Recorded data
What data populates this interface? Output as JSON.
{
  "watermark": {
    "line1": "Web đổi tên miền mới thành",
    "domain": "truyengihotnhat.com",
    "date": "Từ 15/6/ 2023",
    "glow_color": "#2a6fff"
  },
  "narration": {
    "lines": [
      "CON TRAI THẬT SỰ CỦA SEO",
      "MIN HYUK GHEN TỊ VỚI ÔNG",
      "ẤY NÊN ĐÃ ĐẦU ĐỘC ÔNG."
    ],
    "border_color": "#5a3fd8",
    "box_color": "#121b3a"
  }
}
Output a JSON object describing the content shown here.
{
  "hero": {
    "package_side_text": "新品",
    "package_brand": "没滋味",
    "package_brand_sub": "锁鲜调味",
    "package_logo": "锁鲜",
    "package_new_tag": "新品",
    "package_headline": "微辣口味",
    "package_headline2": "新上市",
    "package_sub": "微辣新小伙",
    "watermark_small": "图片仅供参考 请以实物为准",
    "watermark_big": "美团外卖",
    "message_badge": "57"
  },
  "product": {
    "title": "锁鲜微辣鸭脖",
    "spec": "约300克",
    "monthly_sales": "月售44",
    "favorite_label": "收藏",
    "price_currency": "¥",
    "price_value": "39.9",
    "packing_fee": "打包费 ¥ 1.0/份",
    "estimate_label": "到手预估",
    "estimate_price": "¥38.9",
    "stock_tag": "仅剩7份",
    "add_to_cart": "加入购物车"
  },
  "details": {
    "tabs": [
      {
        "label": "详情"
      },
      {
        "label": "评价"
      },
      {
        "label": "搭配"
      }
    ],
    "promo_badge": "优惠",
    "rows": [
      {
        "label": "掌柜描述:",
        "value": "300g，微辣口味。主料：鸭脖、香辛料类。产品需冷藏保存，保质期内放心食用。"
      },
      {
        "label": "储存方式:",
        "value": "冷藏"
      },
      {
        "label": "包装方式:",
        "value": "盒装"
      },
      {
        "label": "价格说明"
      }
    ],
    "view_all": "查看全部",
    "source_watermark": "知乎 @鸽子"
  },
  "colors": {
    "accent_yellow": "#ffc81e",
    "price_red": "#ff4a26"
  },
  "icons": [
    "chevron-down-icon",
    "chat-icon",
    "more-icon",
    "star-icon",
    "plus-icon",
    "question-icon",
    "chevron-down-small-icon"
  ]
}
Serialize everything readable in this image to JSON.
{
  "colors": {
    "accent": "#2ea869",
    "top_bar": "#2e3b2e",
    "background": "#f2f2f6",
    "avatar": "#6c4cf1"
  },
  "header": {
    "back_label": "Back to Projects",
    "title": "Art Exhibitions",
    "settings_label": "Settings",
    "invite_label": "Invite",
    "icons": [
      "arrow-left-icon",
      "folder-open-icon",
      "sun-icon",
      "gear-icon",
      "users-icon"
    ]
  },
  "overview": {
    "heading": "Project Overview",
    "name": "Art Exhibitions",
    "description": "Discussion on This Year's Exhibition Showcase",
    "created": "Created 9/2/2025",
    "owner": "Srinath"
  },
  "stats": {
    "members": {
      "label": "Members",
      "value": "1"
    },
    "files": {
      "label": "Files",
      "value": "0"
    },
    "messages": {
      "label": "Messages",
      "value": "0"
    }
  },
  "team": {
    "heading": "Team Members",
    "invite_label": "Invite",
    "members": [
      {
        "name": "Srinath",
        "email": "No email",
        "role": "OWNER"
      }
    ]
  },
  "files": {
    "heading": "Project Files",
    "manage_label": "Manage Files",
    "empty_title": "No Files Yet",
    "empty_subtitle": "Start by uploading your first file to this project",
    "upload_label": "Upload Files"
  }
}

**Exercise details:** Pick out every line above that holds the word "heading" and copy it.

**Answer to this exercise:**
    "heading": "Project Overview",
    "heading": "Team Members",
    "heading": "Project Files",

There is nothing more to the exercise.